Direction
Pull out every line of the records below and repeat each one word for word. Leave the pictures out of your answer.

Collected data
┏━━

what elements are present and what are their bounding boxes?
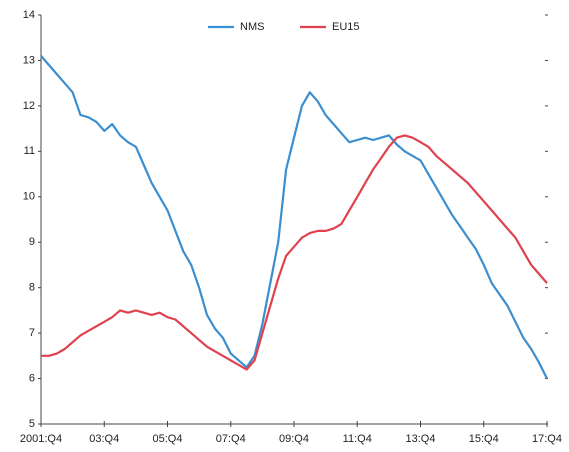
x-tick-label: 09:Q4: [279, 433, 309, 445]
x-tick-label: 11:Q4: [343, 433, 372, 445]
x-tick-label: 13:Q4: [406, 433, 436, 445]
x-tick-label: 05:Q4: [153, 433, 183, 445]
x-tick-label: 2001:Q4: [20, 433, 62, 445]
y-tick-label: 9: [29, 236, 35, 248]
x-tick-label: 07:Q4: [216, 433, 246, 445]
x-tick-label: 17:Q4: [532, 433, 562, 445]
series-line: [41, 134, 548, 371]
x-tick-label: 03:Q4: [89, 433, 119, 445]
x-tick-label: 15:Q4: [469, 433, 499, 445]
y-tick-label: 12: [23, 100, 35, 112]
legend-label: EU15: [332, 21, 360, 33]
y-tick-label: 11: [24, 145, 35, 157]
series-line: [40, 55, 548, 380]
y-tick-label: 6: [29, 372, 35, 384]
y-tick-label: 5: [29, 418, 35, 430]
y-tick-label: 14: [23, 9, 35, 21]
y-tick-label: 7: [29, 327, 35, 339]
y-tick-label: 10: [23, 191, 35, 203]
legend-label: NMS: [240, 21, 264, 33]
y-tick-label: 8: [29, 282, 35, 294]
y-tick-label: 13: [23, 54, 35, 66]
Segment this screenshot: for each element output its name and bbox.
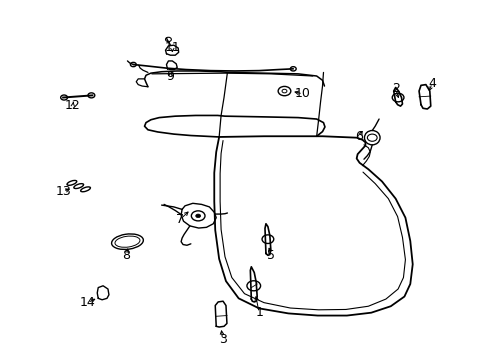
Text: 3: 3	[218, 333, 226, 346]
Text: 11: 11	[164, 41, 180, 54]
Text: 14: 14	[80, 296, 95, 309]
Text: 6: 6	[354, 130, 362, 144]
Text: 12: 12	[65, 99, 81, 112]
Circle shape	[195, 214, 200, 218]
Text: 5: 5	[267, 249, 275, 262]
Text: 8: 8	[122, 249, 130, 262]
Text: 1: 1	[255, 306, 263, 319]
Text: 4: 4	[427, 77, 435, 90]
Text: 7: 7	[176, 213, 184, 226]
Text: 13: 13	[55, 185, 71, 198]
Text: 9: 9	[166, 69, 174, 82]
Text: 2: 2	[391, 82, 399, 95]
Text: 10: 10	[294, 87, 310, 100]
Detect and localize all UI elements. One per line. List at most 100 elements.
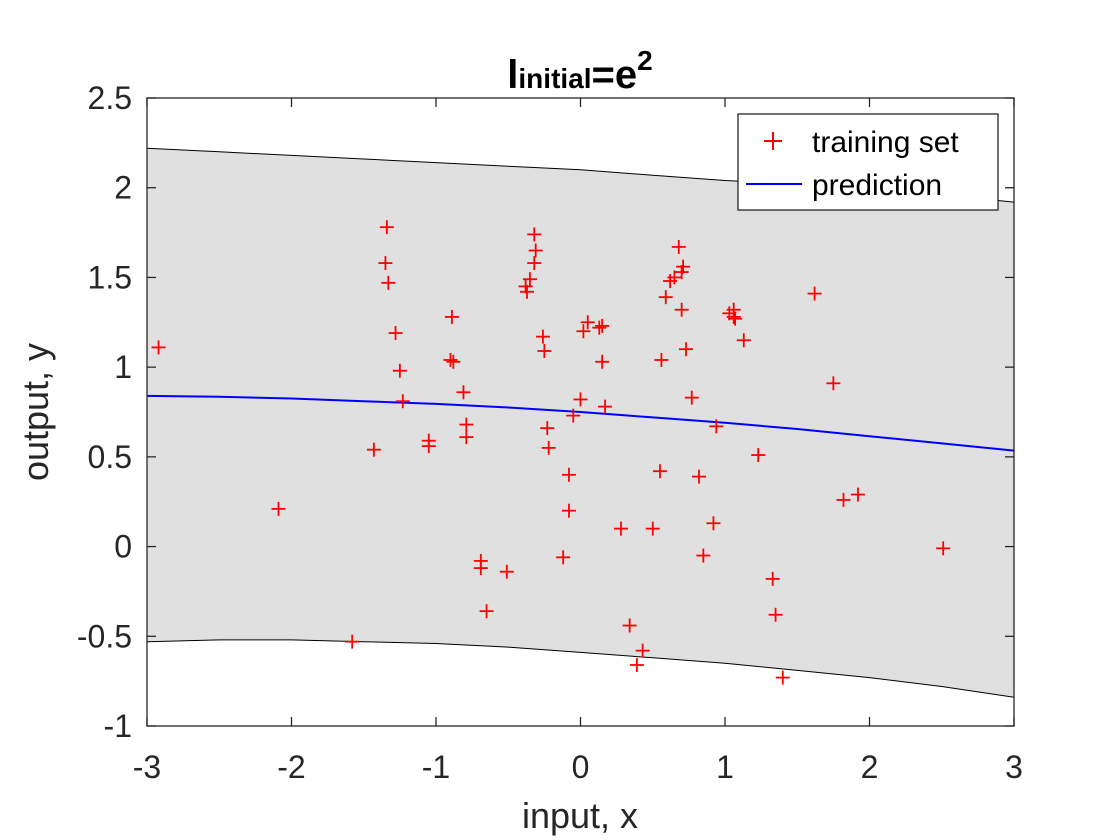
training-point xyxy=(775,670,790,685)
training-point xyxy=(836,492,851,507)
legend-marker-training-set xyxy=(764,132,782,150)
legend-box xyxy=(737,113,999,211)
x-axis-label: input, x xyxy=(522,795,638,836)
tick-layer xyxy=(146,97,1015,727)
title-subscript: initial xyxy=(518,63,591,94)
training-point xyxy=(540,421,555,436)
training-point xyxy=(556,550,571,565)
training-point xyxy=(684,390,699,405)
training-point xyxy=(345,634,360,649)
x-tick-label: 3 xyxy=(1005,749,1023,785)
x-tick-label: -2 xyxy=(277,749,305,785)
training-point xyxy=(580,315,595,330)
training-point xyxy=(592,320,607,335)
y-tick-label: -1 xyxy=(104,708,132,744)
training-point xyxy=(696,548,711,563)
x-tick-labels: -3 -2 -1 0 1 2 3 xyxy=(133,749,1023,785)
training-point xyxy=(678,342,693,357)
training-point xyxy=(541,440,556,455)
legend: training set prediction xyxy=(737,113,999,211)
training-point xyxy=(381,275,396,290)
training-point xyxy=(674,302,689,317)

┗━━

Answer to the problem
what elements are present and what are their bounding boxes?
x-tick-label: 09:Q4: [279, 433, 309, 445]
x-tick-label: 11:Q4: [343, 433, 372, 445]
x-tick-label: 13:Q4: [406, 433, 436, 445]
x-tick-label: 05:Q4: [153, 433, 183, 445]
x-tick-label: 2001:Q4: [20, 433, 62, 445]
y-tick-label: 9: [29, 236, 35, 248]
x-tick-label: 07:Q4: [216, 433, 246, 445]
x-tick-label: 17:Q4: [532, 433, 562, 445]
series-line: [41, 134, 548, 371]
x-tick-label: 03:Q4: [89, 433, 119, 445]
x-tick-label: 15:Q4: [469, 433, 499, 445]
y-tick-label: 12: [23, 100, 35, 112]
legend-label: EU15: [332, 21, 360, 33]
y-tick-label: 11: [24, 145, 35, 157]
series-line: [40, 55, 548, 380]
y-tick-label: 6: [29, 372, 35, 384]
y-tick-label: 5: [29, 418, 35, 430]
y-tick-label: 14: [23, 9, 35, 21]
y-tick-label: 7: [29, 327, 35, 339]
y-tick-label: 10: [23, 191, 35, 203]
legend-label: NMS: [240, 21, 264, 33]
y-tick-label: 8: [29, 282, 35, 294]
y-tick-label: 13: [23, 54, 35, 66]
Segment this screenshot: for each element output its name and bbox.
Text: 3: 3	[218, 333, 226, 346]
Text: 11: 11	[164, 41, 180, 54]
Text: 14: 14	[80, 296, 95, 309]
Text: 6: 6	[354, 130, 362, 144]
Text: 12: 12	[65, 99, 81, 112]
Circle shape	[195, 214, 200, 218]
Text: 5: 5	[267, 249, 275, 262]
Text: 8: 8	[122, 249, 130, 262]
Text: 1: 1	[255, 306, 263, 319]
Text: 4: 4	[427, 77, 435, 90]
Text: 7: 7	[176, 213, 184, 226]
Text: 13: 13	[55, 185, 71, 198]
Text: 9: 9	[166, 69, 174, 82]
Text: 2: 2	[391, 82, 399, 95]
Text: 10: 10	[294, 87, 310, 100]
Detect and localize all UI elements. One per line. List at most 100 elements.
training-point xyxy=(775,670,790,685)
training-point xyxy=(836,492,851,507)
legend-marker-training-set xyxy=(764,132,782,150)
legend-box xyxy=(737,113,999,211)
x-axis-label: input, x xyxy=(522,795,638,836)
tick-layer xyxy=(146,97,1015,727)
title-subscript: initial xyxy=(518,63,591,94)
training-point xyxy=(540,421,555,436)
training-point xyxy=(556,550,571,565)
training-point xyxy=(684,390,699,405)
training-point xyxy=(345,634,360,649)
x-tick-label: 3 xyxy=(1005,749,1023,785)
x-tick-label: -2 xyxy=(277,749,305,785)
training-point xyxy=(580,315,595,330)
training-point xyxy=(592,320,607,335)
y-tick-label: -1 xyxy=(104,708,132,744)
training-point xyxy=(696,548,711,563)
x-tick-labels: -3 -2 -1 0 1 2 3 xyxy=(133,749,1023,785)
training-point xyxy=(678,342,693,357)
training-point xyxy=(541,440,556,455)
legend: training set prediction xyxy=(737,113,999,211)
training-point xyxy=(381,275,396,290)
training-point xyxy=(674,302,689,317)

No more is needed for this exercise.